**TEXT TO READ**.

----------

For these reasons, the proposed regulations should clarify that the inbound migration of a foreign trust without an actual distribution of assets is not a taxable event and is characterized as a distribution solely for purposes of the information reporting requirements of section 6048.

2. Exception for Treaty Protected Foreign Pensions and Similar Accounts

A. Supplement the Prop. Reg. §1.6048-5(b) provisions in the regulations for “tax-favored foreign retirement trusts” with an additional category that covers retirement plans located in certain treaty countries.

Overview

Proposed Reg. §1.6048-5(b) provides for a reporting exception for any eligible individual's transactions with, or ownership of, a “tax-favored foreign retirement trust” (TFRT) (as specially defined). We believe that this exception can apply to contributions which are made to a TFRT; to income realized by a TFRT (including increases in the value of its investment assets); to distributions that are eventually made by a TFRT to an eligible individual; and possibly to other situations. Depending on a particular individual's circumstances, however, the definition of a TFRT may not be broad enough to cover certain foreign retirement trusts that are based in a tax treaty country, including situations where the treaty provides a tax exemption or a tax deferral with respect to gross income that would otherwise be taxable currently to the individual under the Code. Because the Service has long provided a reporting exception under section 6048 for certain retirement plans based in Canada (Registered Retirement Savings Plans (RRSPs) and Registered Retirement Income Funds (RRIFs)) where the Canada-U.S. treaty provides for an exemption or deferral of income tax that is imposed under the Code, it would be appropriate to provide similar relief for retirement plans that are based in other treaty countries where the treaty provides for a U.S. tax exemption or deferral with respect to particular items.

----------

**RECORDED DATA**.
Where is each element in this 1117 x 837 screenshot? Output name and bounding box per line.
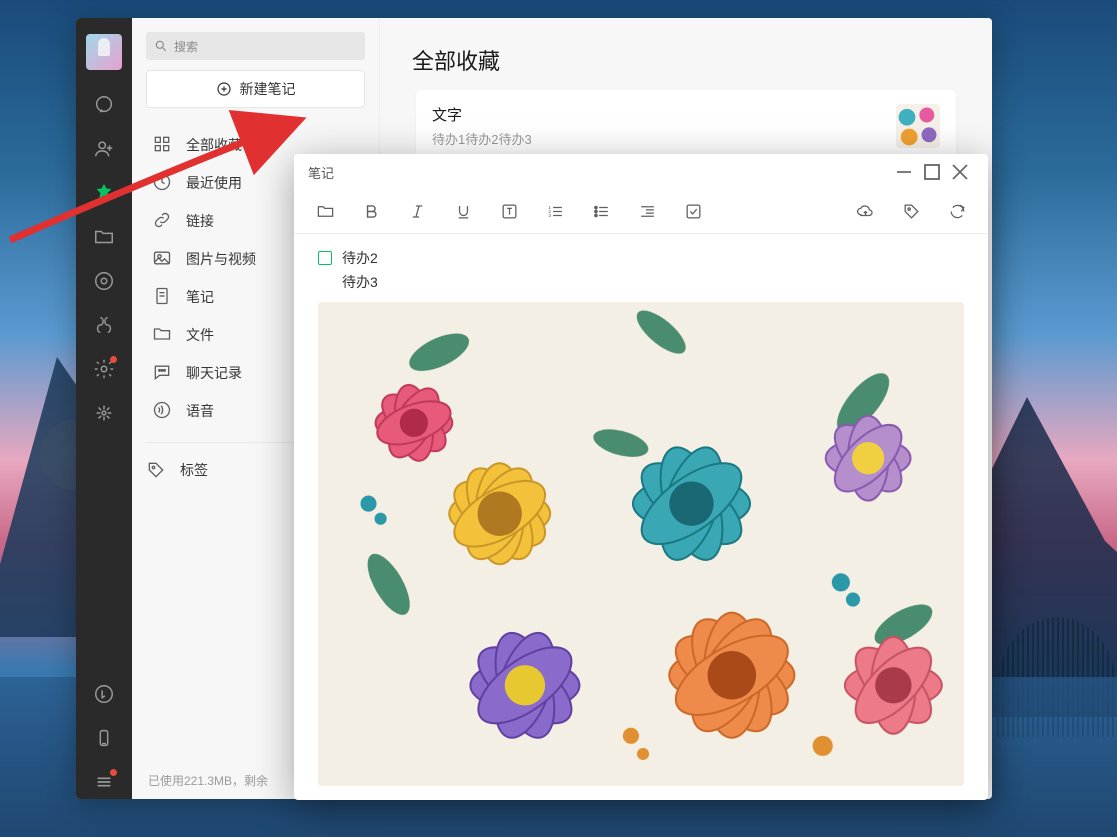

----------

**AIM**. Retype the passage of the foreign trust reporting text above that runs between "For these reasons, the" and "of section 6048.", inclusive.

**FINISHED EXERCISE**.
For these reasons, the proposed regulations should clarify that the inbound migration of a foreign trust without an actual distribution of assets is not a taxable event and is characterized as a distribution solely for purposes of the information reporting requirements of section 6048.